Extracts from a graphics dataset:
+++

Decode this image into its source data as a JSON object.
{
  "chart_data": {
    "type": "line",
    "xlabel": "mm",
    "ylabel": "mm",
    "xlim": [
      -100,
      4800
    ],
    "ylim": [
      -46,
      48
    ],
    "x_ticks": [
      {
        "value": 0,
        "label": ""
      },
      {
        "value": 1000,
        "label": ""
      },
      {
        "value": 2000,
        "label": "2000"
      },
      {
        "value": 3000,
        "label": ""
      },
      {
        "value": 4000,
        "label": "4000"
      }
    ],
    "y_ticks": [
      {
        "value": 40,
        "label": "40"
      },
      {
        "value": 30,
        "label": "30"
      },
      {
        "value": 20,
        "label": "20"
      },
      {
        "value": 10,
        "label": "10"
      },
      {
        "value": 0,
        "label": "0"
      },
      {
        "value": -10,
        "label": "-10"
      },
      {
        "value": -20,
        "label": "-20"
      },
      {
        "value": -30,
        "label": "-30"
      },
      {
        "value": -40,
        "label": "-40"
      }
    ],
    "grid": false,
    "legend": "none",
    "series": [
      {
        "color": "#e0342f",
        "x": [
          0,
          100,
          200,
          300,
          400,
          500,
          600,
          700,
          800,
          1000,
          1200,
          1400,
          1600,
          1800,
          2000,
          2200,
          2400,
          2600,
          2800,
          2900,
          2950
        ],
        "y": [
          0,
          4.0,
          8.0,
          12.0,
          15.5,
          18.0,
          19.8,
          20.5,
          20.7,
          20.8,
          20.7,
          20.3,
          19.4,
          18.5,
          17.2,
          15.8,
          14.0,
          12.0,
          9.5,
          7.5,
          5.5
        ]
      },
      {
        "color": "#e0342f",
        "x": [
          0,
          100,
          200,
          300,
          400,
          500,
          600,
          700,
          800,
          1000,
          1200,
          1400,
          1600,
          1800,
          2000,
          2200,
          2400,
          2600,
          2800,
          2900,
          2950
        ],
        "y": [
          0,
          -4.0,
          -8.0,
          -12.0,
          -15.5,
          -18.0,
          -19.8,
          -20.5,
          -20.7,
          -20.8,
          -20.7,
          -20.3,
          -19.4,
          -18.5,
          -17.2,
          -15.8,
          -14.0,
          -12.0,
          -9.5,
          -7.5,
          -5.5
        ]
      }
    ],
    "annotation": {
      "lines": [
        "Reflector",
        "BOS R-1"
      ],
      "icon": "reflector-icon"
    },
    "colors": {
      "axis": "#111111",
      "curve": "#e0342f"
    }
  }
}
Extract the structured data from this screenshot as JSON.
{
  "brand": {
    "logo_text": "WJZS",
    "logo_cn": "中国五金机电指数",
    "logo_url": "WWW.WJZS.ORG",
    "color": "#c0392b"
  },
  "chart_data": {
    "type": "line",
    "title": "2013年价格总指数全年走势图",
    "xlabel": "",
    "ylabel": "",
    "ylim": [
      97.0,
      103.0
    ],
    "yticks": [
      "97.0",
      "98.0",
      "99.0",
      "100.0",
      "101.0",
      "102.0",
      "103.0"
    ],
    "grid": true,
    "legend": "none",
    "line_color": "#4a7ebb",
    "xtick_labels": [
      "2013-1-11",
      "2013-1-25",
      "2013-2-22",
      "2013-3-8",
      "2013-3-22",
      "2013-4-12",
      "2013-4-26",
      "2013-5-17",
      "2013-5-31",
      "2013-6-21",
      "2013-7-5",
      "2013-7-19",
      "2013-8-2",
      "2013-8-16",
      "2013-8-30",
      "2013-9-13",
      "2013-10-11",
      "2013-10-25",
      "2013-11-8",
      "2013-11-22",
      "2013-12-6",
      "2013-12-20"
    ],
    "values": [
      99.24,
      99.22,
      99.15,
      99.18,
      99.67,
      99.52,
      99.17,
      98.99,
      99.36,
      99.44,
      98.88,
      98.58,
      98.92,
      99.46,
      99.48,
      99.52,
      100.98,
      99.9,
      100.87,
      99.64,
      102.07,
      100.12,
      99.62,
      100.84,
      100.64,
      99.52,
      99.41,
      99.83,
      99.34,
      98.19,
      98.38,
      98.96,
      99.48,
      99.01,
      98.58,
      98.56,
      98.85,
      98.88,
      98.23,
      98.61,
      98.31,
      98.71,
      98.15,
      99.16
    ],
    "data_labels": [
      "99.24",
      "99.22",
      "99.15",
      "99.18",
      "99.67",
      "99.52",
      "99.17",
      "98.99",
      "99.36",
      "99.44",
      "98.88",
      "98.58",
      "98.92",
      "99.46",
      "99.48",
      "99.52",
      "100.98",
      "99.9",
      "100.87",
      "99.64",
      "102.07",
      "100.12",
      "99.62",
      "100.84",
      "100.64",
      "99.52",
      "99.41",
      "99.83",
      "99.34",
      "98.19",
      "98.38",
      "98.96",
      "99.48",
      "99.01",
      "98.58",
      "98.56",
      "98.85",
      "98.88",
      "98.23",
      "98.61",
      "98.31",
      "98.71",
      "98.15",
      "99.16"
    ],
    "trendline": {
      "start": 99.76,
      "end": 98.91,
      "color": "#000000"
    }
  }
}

+++

### DIRECTIONS FOR THIS TASK:
Take the listing above and write it out again exactly.

### EXERCISE ANSWER:
Decode this image into its source data as a JSON object.
{
  "chart_data": {
    "type": "line",
    "xlabel": "mm",
    "ylabel": "mm",
    "xlim": [
      -100,
      4800
    ],
    "ylim": [
      -46,
      48
    ],
    "x_ticks": [
      {
        "value": 0,
        "label": ""
      },
      {
        "value": 1000,
        "label": ""
      },
      {
        "value": 2000,
        "label": "2000"
      },
      {
        "value": 3000,
        "label": ""
      },
      {
        "value": 4000,
        "label": "4000"
      }
    ],
    "y_ticks": [
      {
        "value": 40,
        "label": "40"
      },
      {
        "value": 30,
        "label": "30"
      },
      {
        "value": 20,
        "label": "20"
      },
      {
        "value": 10,
        "label": "10"
      },
      {
        "value": 0,
        "label": "0"
      },
      {
        "value": -10,
        "label": "-10"
      },
      {
        "value": -20,
        "label": "-20"
      },
      {
        "value": -30,
        "label": "-30"
      },
      {
        "value": -40,
        "label": "-40"
      }
    ],
    "grid": false,
    "legend": "none",
    "series": [
      {
        "color": "#e0342f",
        "x": [
          0,
          100,
          200,
          300,
          400,
          500,
          600,
          700,
          800,
          1000,
          1200,
          1400,
          1600,
          1800,
          2000,
          2200,
          2400,
          2600,
          2800,
          2900,
          2950
        ],
        "y": [
          0,
          4.0,
          8.0,
          12.0,
          15.5,
          18.0,
          19.8,
          20.5,
          20.7,
          20.8,
          20.7,
          20.3,
          19.4,
          18.5,
          17.2,
          15.8,
          14.0,
          12.0,
          9.5,
          7.5,
          5.5
        ]
      },
      {
        "color": "#e0342f",
        "x": [
          0,
          100,
          200,
          300,
          400,
          500,
          600,
          700,
          800,
          1000,
          1200,
          1400,
          1600,
          1800,
          2000,
          2200,
          2400,
          2600,
          2800,
          2900,
          2950
        ],
        "y": [
          0,
          -4.0,
          -8.0,
          -12.0,
          -15.5,
          -18.0,
          -19.8,
          -20.5,
          -20.7,
          -20.8,
          -20.7,
          -20.3,
          -19.4,
          -18.5,
          -17.2,
          -15.8,
          -14.0,
          -12.0,
          -9.5,
          -7.5,
          -5.5
        ]
      }
    ],
    "annotation": {
      "lines": [
        "Reflector",
        "BOS R-1"
      ],
      "icon": "reflector-icon"
    },
    "colors": {
      "axis": "#111111",
      "curve": "#e0342f"
    }
  }
}
Extract the structured data from this screenshot as JSON.
{
  "brand": {
    "logo_text": "WJZS",
    "logo_cn": "中国五金机电指数",
    "logo_url": "WWW.WJZS.ORG",
    "color": "#c0392b"
  },
  "chart_data": {
    "type": "line",
    "title": "2013年价格总指数全年走势图",
    "xlabel": "",
    "ylabel": "",
    "ylim": [
      97.0,
      103.0
    ],
    "yticks": [
      "97.0",
      "98.0",
      "99.0",
      "100.0",
      "101.0",
      "102.0",
      "103.0"
    ],
    "grid": true,
    "legend": "none",
    "line_color": "#4a7ebb",
    "xtick_labels": [
      "2013-1-11",
      "2013-1-25",
      "2013-2-22",
      "2013-3-8",
      "2013-3-22",
      "2013-4-12",
      "2013-4-26",
      "2013-5-17",
      "2013-5-31",
      "2013-6-21",
      "2013-7-5",
      "2013-7-19",
      "2013-8-2",
      "2013-8-16",
      "2013-8-30",
      "2013-9-13",
      "2013-10-11",
      "2013-10-25",
      "2013-11-8",
      "2013-11-22",
      "2013-12-6",
      "2013-12-20"
    ],
    "values": [
      99.24,
      99.22,
      99.15,
      99.18,
      99.67,
      99.52,
      99.17,
      98.99,
      99.36,
      99.44,
      98.88,
      98.58,
      98.92,
      99.46,
      99.48,
      99.52,
      100.98,
      99.9,
      100.87,
      99.64,
      102.07,
      100.12,
      99.62,
      100.84,
      100.64,
      99.52,
      99.41,
      99.83,
      99.34,
      98.19,
      98.38,
      98.96,
      99.48,
      99.01,
      98.58,
      98.56,
      98.85,
      98.88,
      98.23,
      98.61,
      98.31,
      98.71,
      98.15,
      99.16
    ],
    "data_labels": [
      "99.24",
      "99.22",
      "99.15",
      "99.18",
      "99.67",
      "99.52",
      "99.17",
      "98.99",
      "99.36",
      "99.44",
      "98.88",
      "98.58",
      "98.92",
      "99.46",
      "99.48",
      "99.52",
      "100.98",
      "99.9",
      "100.87",
      "99.64",
      "102.07",
      "100.12",
      "99.62",
      "100.84",
      "100.64",
      "99.52",
      "99.41",
      "99.83",
      "99.34",
      "98.19",
      "98.38",
      "98.96",
      "99.48",
      "99.01",
      "98.58",
      "98.56",
      "98.85",
      "98.88",
      "98.23",
      "98.61",
      "98.31",
      "98.71",
      "98.15",
      "99.16"
    ],
    "trendline": {
      "start": 99.76,
      "end": 98.91,
      "color": "#000000"
    }
  }
}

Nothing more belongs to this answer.